> [GOAL]: Look for "Enumerate this screenshot's" in the records below, then copy that line and every line after it, exactly and with nothing added.

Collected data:
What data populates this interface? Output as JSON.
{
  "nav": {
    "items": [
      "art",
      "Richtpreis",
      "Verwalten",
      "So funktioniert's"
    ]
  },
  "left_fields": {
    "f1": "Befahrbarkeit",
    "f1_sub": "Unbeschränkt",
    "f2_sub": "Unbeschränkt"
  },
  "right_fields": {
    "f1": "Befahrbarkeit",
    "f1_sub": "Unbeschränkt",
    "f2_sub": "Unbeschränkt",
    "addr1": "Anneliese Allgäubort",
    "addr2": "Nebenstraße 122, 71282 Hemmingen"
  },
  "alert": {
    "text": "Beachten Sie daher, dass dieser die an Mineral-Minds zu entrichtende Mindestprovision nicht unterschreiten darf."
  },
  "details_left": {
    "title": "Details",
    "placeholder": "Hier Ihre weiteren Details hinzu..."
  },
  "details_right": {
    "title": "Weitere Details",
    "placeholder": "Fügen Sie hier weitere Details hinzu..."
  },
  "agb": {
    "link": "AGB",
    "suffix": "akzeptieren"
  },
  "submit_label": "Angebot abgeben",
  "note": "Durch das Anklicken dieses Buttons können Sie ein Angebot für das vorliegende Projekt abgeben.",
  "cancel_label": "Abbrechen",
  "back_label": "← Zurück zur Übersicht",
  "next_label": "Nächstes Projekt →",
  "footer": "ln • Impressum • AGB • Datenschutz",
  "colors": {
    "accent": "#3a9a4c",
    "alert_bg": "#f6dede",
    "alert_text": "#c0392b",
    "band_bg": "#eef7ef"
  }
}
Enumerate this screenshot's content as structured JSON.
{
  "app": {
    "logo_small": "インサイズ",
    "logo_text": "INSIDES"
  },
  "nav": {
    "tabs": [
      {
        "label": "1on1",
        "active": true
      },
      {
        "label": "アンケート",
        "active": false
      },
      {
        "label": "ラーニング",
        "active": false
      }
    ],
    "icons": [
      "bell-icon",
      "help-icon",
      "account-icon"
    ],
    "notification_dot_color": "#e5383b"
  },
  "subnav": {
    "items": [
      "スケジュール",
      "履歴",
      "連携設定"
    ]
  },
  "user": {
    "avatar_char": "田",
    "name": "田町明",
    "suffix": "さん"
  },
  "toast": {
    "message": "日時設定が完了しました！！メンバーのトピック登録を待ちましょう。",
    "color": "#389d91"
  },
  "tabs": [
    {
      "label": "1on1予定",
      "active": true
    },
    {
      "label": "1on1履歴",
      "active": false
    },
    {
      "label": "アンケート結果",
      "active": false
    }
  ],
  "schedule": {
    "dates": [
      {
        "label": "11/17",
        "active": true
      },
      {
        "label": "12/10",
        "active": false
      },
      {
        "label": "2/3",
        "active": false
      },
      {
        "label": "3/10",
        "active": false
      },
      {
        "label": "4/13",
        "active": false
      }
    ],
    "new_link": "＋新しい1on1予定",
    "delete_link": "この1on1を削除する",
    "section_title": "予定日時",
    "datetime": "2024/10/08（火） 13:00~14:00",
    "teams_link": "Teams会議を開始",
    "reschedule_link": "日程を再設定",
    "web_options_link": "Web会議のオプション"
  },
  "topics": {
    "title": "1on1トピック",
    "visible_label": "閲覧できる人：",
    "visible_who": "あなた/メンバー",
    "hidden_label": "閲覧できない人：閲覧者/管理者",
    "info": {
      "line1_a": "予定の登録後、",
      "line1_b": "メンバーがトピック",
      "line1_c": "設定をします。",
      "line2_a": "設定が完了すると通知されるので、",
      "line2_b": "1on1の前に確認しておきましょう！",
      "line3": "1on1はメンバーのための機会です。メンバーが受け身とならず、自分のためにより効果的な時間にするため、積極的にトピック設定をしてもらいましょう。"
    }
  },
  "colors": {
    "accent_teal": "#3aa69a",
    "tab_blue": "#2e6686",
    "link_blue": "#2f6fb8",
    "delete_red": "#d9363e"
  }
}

> [PROBLEM SOLUTION]:
Enumerate this screenshot's content as structured JSON.
{
  "app": {
    "logo_small": "インサイズ",
    "logo_text": "INSIDES"
  },
  "nav": {
    "tabs": [
      {
        "label": "1on1",
        "active": true
      },
      {
        "label": "アンケート",
        "active": false
      },
      {
        "label": "ラーニング",
        "active": false
      }
    ],
    "icons": [
      "bell-icon",
      "help-icon",
      "account-icon"
    ],
    "notification_dot_color": "#e5383b"
  },
  "subnav": {
    "items": [
      "スケジュール",
      "履歴",
      "連携設定"
    ]
  },
  "user": {
    "avatar_char": "田",
    "name": "田町明",
    "suffix": "さん"
  },
  "toast": {
    "message": "日時設定が完了しました！！メンバーのトピック登録を待ちましょう。",
    "color": "#389d91"
  },
  "tabs": [
    {
      "label": "1on1予定",
      "active": true
    },
    {
      "label": "1on1履歴",
      "active": false
    },
    {
      "label": "アンケート結果",
      "active": false
    }
  ],
  "schedule": {
    "dates": [
      {
        "label": "11/17",
        "active": true
      },
      {
        "label": "12/10",
        "active": false
      },
      {
        "label": "2/3",
        "active": false
      },
      {
        "label": "3/10",
        "active": false
      },
      {
        "label": "4/13",
        "active": false
      }
    ],
    "new_link": "＋新しい1on1予定",
    "delete_link": "この1on1を削除する",
    "section_title": "予定日時",
    "datetime": "2024/10/08（火） 13:00~14:00",
    "teams_link": "Teams会議を開始",
    "reschedule_link": "日程を再設定",
    "web_options_link": "Web会議のオプション"
  },
  "topics": {
    "title": "1on1トピック",
    "visible_label": "閲覧できる人：",
    "visible_who": "あなた/メンバー",
    "hidden_label": "閲覧できない人：閲覧者/管理者",
    "info": {
      "line1_a": "予定の登録後、",
      "line1_b": "メンバーがトピック",
      "line1_c": "設定をします。",
      "line2_a": "設定が完了すると通知されるので、",
      "line2_b": "1on1の前に確認しておきましょう！",
      "line3": "1on1はメンバーのための機会です。メンバーが受け身とならず、自分のためにより効果的な時間にするため、積極的にトピック設定をしてもらいましょう。"
    }
  },
  "colors": {
    "accent_teal": "#3aa69a",
    "tab_blue": "#2e6686",
    "link_blue": "#2f6fb8",
    "delete_red": "#d9363e"
  }
}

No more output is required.